### SHORT EXERCISE
Every entry below must be repeated exactly; skip the pictures.

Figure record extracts
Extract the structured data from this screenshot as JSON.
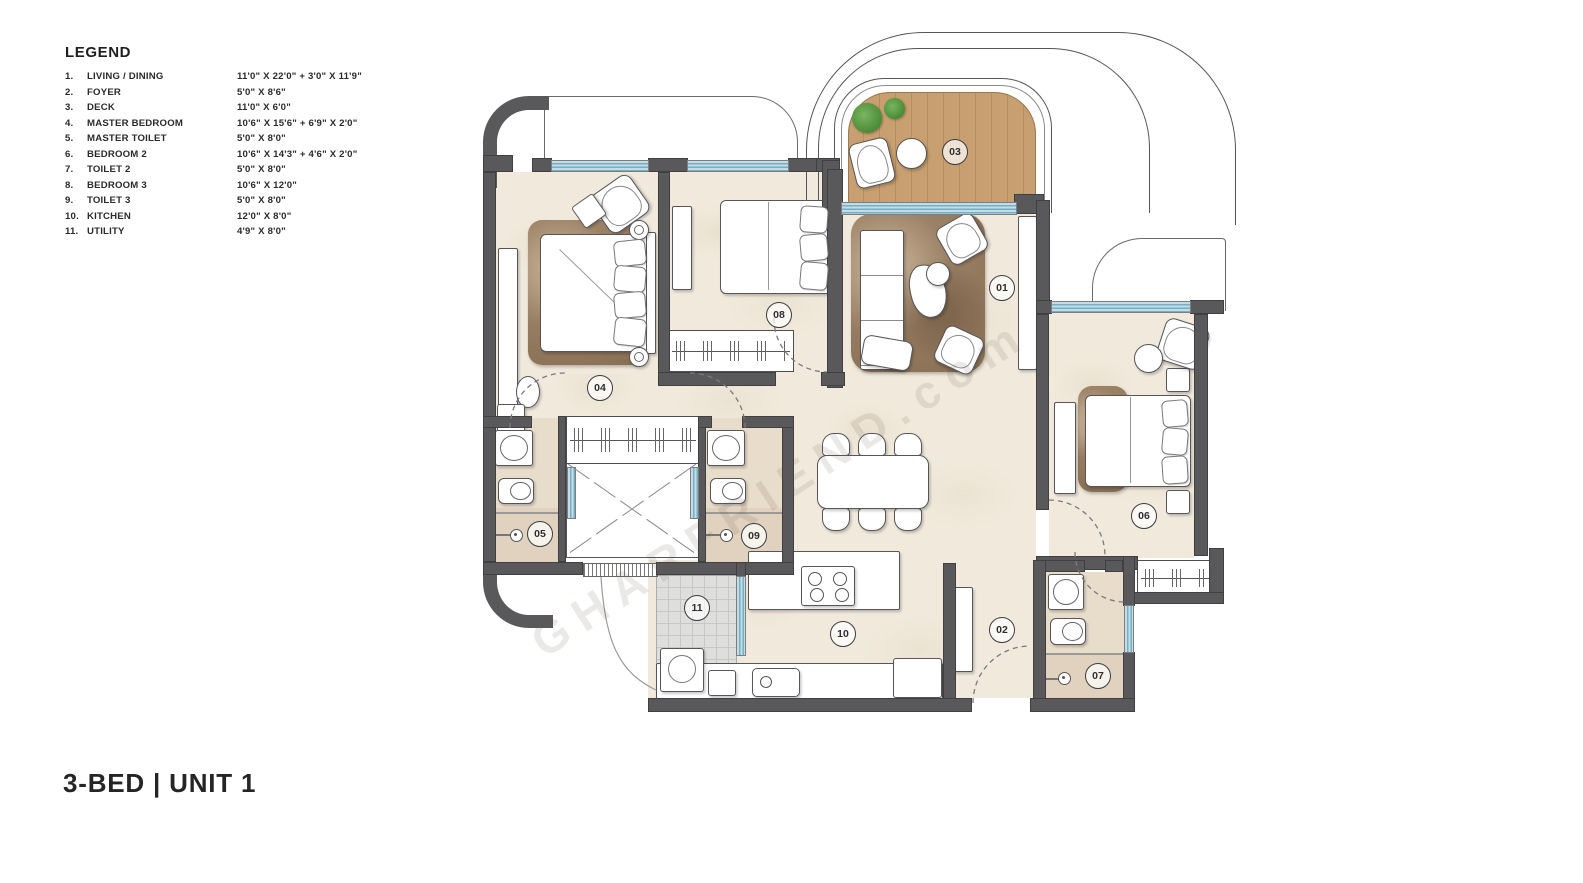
{
  "legend": {
    "title": "LEGEND",
    "items": [
      {
        "num": "1.",
        "name": "LIVING / DINING",
        "dim": "11'0\" X 22'0\" + 3'0\" X 11'9\""
      },
      {
        "num": "2.",
        "name": "FOYER",
        "dim": "5'0\" X 8'6\""
      },
      {
        "num": "3.",
        "name": "DECK",
        "dim": "11'0\" X 6'0\""
      },
      {
        "num": "4.",
        "name": "MASTER BEDROOM",
        "dim": "10'6\" X 15'6\" + 6'9\" X 2'0\""
      },
      {
        "num": "5.",
        "name": "MASTER TOILET",
        "dim": "5'0\" X 8'0\""
      },
      {
        "num": "6.",
        "name": "BEDROOM 2",
        "dim": "10'6\" X 14'3\" + 4'6\" X 2'0\""
      },
      {
        "num": "7.",
        "name": "TOILET 2",
        "dim": "5'0\" X 8'0\""
      },
      {
        "num": "8.",
        "name": "BEDROOM 3",
        "dim": "10'6\" X 12'0\""
      },
      {
        "num": "9.",
        "name": "TOILET 3",
        "dim": "5'0\" X 8'0\""
      },
      {
        "num": "10.",
        "name": "KITCHEN",
        "dim": "12'0\" X 8'0\""
      },
      {
        "num": "11.",
        "name": "UTILITY",
        "dim": "4'9\" X 8'0\""
      }
    ]
  },
  "plan": {
    "title": "3-BED | UNIT 1",
    "watermark": "GHARFRIEND.com",
    "room_labels": [
      {
        "id": "01",
        "x": 1002,
        "y": 288
      },
      {
        "id": "02",
        "x": 1002,
        "y": 630
      },
      {
        "id": "03",
        "x": 955,
        "y": 152
      },
      {
        "id": "04",
        "x": 600,
        "y": 388
      },
      {
        "id": "05",
        "x": 540,
        "y": 534
      },
      {
        "id": "06",
        "x": 1144,
        "y": 516
      },
      {
        "id": "07",
        "x": 1098,
        "y": 676
      },
      {
        "id": "08",
        "x": 779,
        "y": 315
      },
      {
        "id": "09",
        "x": 754,
        "y": 536
      },
      {
        "id": "10",
        "x": 843,
        "y": 634
      },
      {
        "id": "11",
        "x": 697,
        "y": 608
      }
    ]
  },
  "colors": {
    "wall": "#59595b",
    "floor": "#f1eadc",
    "toilet_floor": "#e8dccb",
    "window_blue": "#76aec3",
    "deck_wood": "#c49a6c",
    "plant_green": "#5c9247"
  }
}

### OUTPUT OF THE EXERCISE
Extract the structured data from this screenshot as JSON.
{
  "legend": {
    "title": "LEGEND",
    "items": [
      {
        "num": "1.",
        "name": "LIVING / DINING",
        "dim": "11'0\" X 22'0\" + 3'0\" X 11'9\""
      },
      {
        "num": "2.",
        "name": "FOYER",
        "dim": "5'0\" X 8'6\""
      },
      {
        "num": "3.",
        "name": "DECK",
        "dim": "11'0\" X 6'0\""
      },
      {
        "num": "4.",
        "name": "MASTER BEDROOM",
        "dim": "10'6\" X 15'6\" + 6'9\" X 2'0\""
      },
      {
        "num": "5.",
        "name": "MASTER TOILET",
        "dim": "5'0\" X 8'0\""
      },
      {
        "num": "6.",
        "name": "BEDROOM 2",
        "dim": "10'6\" X 14'3\" + 4'6\" X 2'0\""
      },
      {
        "num": "7.",
        "name": "TOILET 2",
        "dim": "5'0\" X 8'0\""
      },
      {
        "num": "8.",
        "name": "BEDROOM 3",
        "dim": "10'6\" X 12'0\""
      },
      {
        "num": "9.",
        "name": "TOILET 3",
        "dim": "5'0\" X 8'0\""
      },
      {
        "num": "10.",
        "name": "KITCHEN",
        "dim": "12'0\" X 8'0\""
      },
      {
        "num": "11.",
        "name": "UTILITY",
        "dim": "4'9\" X 8'0\""
      }
    ]
  },
  "plan": {
    "title": "3-BED | UNIT 1",
    "watermark": "GHARFRIEND.com",
    "room_labels": [
      {
        "id": "01",
        "x": 1002,
        "y": 288
      },
      {
        "id": "02",
        "x": 1002,
        "y": 630
      },
      {
        "id": "03",
        "x": 955,
        "y": 152
      },
      {
        "id": "04",
        "x": 600,
        "y": 388
      },
      {
        "id": "05",
        "x": 540,
        "y": 534
      },
      {
        "id": "06",
        "x": 1144,
        "y": 516
      },
      {
        "id": "07",
        "x": 1098,
        "y": 676
      },
      {
        "id": "08",
        "x": 779,
        "y": 315
      },
      {
        "id": "09",
        "x": 754,
        "y": 536
      },
      {
        "id": "10",
        "x": 843,
        "y": 634
      },
      {
        "id": "11",
        "x": 697,
        "y": 608
      }
    ]
  },
  "colors": {
    "wall": "#59595b",
    "floor": "#f1eadc",
    "toilet_floor": "#e8dccb",
    "window_blue": "#76aec3",
    "deck_wood": "#c49a6c",
    "plant_green": "#5c9247"
  }
}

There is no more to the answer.